___ Given data
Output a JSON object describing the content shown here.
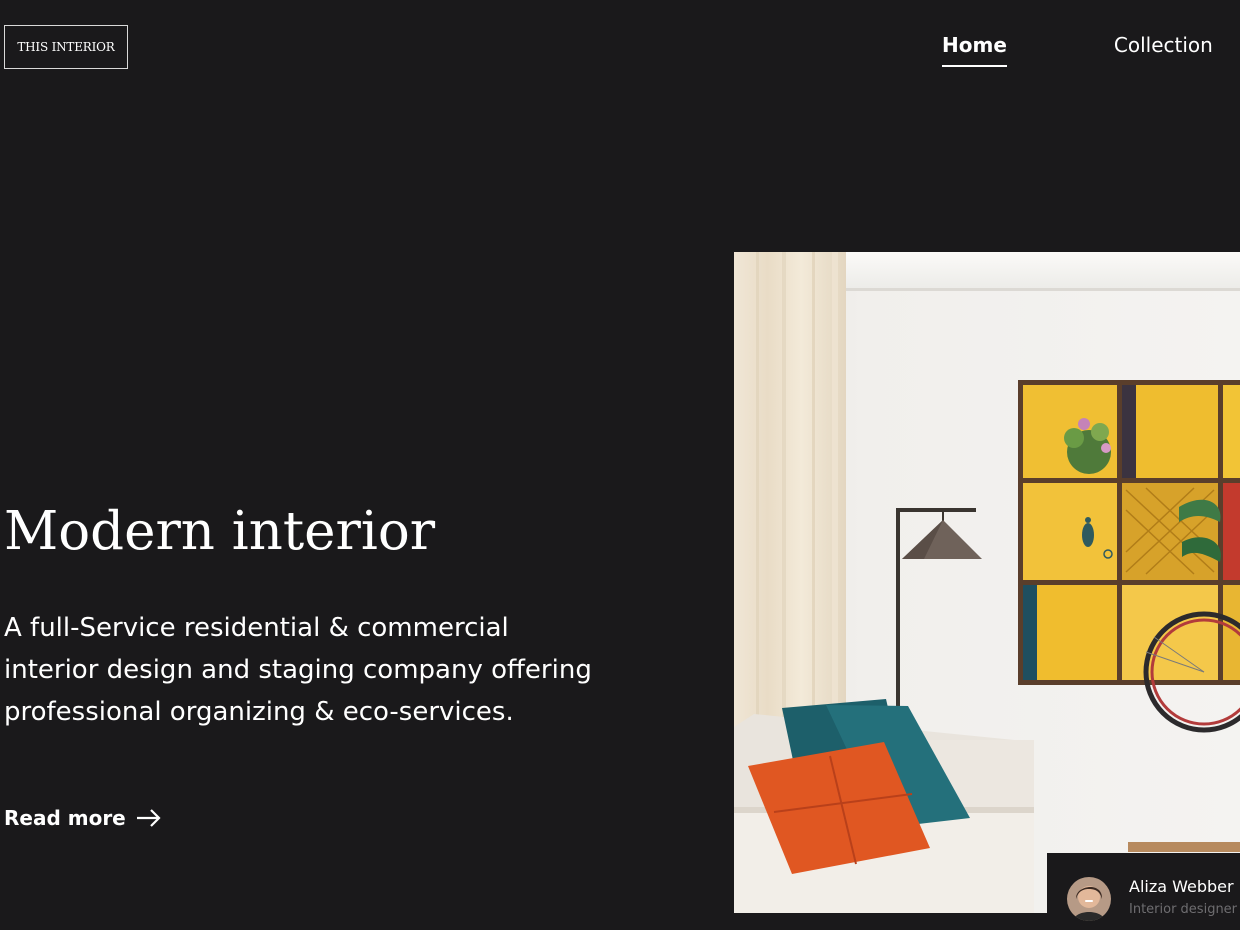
{
  "brand": {
    "logo_text": "THIS INTERIOR"
  },
  "nav": {
    "items": [
      {
        "label": "Home",
        "active": true
      },
      {
        "label": "Collection",
        "active": false
      }
    ]
  },
  "hero": {
    "title": "Modern interior",
    "description": "A full-Service residential & commercial interior design and staging company offering professional organizing & eco-services.",
    "read_more_label": "Read more",
    "read_more_icon": "arrow-right-icon",
    "image_alt": "Living room with lamp, cushions and yellow wall art"
  },
  "designer": {
    "name": "Aliza Webber",
    "role": "Interior designer",
    "avatar_icon": "avatar"
  },
  "colors": {
    "background": "#1a191b",
    "text": "#ffffff",
    "muted_text": "#6e6d70",
    "accent_yellow": "#f1c232",
    "accent_orange": "#e0531e",
    "accent_teal": "#1f6b73"
  }
}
______
What the exercise asks: Without the pictures, transcribe the listing above exactly.

Exercise response:
Output a JSON object describing the content shown here.
{
  "brand": {
    "logo_text": "THIS INTERIOR"
  },
  "nav": {
    "items": [
      {
        "label": "Home",
        "active": true
      },
      {
        "label": "Collection",
        "active": false
      }
    ]
  },
  "hero": {
    "title": "Modern interior",
    "description": "A full-Service residential & commercial interior design and staging company offering professional organizing & eco-services.",
    "read_more_label": "Read more",
    "read_more_icon": "arrow-right-icon",
    "image_alt": "Living room with lamp, cushions and yellow wall art"
  },
  "designer": {
    "name": "Aliza Webber",
    "role": "Interior designer",
    "avatar_icon": "avatar"
  },
  "colors": {
    "background": "#1a191b",
    "text": "#ffffff",
    "muted_text": "#6e6d70",
    "accent_yellow": "#f1c232",
    "accent_orange": "#e0531e",
    "accent_teal": "#1f6b73"
  }
}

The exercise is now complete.